# START OF AVAILABLE DATA

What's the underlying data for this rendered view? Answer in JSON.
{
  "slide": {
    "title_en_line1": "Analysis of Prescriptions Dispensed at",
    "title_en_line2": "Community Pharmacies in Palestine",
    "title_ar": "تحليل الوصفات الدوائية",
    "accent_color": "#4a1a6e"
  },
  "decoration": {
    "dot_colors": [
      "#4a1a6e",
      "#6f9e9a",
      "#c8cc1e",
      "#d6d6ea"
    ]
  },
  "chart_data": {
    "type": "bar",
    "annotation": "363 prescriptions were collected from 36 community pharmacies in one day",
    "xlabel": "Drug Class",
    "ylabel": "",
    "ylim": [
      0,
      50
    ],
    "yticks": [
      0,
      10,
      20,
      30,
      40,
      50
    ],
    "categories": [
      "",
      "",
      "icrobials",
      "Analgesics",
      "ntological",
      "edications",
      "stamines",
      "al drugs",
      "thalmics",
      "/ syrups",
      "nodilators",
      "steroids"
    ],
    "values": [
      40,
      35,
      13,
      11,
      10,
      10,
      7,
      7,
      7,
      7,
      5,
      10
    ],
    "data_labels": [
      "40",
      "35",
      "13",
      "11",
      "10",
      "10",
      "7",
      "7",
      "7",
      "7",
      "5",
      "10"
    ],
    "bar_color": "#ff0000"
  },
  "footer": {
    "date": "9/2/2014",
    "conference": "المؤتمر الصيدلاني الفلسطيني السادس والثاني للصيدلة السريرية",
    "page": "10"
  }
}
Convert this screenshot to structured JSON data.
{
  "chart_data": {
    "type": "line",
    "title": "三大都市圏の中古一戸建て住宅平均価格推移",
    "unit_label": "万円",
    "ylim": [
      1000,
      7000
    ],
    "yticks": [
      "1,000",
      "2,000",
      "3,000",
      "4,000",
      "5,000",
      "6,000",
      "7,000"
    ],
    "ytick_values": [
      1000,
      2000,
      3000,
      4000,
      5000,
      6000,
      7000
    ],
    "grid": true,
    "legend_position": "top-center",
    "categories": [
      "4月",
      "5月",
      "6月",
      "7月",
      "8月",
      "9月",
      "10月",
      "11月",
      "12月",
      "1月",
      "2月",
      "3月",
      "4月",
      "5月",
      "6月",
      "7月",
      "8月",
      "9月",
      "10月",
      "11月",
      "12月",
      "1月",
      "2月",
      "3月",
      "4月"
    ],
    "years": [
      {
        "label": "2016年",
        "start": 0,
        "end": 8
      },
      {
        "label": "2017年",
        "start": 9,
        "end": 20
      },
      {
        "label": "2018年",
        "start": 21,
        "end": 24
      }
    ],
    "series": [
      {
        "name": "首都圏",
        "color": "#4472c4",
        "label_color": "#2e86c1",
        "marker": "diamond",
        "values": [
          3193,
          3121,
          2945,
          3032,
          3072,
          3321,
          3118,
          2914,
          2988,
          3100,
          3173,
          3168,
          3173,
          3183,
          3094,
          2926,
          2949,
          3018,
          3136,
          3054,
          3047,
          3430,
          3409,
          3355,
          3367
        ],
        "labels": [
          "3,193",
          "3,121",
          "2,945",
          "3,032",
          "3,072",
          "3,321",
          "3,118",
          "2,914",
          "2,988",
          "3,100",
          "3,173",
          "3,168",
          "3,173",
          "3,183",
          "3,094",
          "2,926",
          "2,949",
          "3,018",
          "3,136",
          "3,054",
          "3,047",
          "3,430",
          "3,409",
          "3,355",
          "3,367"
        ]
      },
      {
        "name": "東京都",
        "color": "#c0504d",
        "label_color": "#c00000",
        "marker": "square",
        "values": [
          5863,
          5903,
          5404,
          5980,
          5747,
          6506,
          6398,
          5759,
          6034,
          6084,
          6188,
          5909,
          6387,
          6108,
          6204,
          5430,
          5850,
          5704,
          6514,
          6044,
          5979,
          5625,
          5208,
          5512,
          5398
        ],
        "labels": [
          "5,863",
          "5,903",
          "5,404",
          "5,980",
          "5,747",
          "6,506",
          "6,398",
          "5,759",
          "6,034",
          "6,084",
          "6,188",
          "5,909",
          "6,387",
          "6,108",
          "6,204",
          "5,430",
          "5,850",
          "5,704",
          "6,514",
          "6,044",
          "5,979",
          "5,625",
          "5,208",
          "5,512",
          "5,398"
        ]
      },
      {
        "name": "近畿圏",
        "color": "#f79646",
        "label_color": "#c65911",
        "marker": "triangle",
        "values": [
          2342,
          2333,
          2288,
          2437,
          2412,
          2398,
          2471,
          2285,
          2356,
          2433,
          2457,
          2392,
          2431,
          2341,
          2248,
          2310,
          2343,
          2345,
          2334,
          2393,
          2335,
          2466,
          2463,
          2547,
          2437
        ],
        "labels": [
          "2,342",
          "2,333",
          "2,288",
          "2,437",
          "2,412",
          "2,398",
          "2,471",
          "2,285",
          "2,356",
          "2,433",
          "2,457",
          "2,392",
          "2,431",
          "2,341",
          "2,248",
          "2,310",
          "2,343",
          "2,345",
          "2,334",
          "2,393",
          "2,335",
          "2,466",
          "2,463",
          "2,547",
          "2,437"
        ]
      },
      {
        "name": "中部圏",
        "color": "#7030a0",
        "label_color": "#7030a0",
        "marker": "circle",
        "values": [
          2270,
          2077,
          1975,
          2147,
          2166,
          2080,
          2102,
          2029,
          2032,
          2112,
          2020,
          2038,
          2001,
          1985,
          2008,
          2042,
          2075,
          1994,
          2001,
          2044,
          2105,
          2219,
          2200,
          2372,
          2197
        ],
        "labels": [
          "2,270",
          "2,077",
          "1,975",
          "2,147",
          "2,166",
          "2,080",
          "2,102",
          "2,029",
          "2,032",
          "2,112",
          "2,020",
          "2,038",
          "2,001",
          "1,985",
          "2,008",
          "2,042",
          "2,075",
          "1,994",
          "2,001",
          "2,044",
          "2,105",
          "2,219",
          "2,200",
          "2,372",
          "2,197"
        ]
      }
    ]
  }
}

# END OF AVAILABLE DATA

Each line that contains the string "JSON" counts once; say how many there are and nothing else.

> FINISHED TASK: 2